_WHAT YOU SHOULD DO_. Scan the records for the word "text". Copy each line that includes it.

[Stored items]
━━━

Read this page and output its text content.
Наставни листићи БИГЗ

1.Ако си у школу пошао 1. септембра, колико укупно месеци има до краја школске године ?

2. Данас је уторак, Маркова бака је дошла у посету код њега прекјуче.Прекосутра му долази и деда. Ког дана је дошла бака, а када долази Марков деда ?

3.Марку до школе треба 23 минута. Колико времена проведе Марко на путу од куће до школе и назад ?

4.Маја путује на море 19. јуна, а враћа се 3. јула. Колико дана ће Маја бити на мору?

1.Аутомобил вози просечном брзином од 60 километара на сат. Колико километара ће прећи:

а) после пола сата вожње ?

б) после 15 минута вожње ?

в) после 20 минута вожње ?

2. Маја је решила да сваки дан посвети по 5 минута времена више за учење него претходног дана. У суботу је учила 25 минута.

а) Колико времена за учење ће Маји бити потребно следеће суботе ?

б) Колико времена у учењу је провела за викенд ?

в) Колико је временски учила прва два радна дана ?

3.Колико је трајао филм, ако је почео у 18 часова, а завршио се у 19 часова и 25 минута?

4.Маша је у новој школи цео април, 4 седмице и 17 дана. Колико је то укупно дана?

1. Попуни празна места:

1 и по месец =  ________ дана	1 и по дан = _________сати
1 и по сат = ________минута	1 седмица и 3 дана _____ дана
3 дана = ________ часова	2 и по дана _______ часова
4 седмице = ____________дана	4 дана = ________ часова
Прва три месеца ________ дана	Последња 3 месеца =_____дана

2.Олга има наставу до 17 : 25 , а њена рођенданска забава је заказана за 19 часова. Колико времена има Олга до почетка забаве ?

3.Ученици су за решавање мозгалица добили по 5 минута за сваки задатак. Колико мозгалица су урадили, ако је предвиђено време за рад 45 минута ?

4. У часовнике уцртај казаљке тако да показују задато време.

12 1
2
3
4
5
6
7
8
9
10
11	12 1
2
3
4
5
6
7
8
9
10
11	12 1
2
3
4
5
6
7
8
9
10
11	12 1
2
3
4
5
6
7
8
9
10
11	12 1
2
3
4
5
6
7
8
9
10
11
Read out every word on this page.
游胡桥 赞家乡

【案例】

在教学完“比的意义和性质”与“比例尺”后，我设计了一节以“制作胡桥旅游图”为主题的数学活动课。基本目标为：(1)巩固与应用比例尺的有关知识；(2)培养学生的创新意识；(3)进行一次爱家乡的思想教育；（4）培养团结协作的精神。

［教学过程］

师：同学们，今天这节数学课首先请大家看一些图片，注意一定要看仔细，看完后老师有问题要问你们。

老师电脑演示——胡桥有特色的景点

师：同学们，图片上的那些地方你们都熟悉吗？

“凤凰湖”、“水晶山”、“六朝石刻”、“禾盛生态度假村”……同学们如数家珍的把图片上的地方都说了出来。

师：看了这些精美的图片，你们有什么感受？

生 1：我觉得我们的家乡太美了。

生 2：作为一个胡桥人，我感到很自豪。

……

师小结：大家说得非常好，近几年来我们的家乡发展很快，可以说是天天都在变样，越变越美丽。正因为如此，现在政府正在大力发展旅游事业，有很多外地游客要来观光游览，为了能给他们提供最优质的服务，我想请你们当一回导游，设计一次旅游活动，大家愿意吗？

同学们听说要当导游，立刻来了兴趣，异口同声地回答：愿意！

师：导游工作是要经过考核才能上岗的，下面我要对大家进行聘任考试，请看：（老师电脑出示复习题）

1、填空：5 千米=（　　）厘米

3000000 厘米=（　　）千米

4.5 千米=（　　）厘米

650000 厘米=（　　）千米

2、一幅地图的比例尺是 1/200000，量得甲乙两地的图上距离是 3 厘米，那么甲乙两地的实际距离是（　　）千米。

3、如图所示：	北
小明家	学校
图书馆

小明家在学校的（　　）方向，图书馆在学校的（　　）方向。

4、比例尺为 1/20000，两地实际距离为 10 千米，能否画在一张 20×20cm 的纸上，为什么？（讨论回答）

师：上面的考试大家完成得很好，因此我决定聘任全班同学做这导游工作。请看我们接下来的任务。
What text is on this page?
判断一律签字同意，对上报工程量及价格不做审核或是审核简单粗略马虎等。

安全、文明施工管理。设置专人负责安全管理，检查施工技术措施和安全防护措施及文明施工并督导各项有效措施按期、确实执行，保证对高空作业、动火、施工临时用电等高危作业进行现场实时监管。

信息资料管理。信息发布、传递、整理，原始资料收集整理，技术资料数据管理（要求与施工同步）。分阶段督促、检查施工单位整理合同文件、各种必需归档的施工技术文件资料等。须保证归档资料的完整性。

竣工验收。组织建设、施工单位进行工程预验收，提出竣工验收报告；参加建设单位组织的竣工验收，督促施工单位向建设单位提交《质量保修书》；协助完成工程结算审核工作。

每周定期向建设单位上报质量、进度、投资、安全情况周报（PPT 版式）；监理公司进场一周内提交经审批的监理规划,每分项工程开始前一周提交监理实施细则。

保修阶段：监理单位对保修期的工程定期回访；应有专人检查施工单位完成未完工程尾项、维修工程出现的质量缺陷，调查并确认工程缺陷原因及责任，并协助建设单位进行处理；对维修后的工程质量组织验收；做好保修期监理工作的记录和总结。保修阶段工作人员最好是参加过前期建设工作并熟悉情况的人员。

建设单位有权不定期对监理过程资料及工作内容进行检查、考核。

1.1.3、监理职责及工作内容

━━━

_ANSWER_.
Read this page and output its text content.
What text is on this page?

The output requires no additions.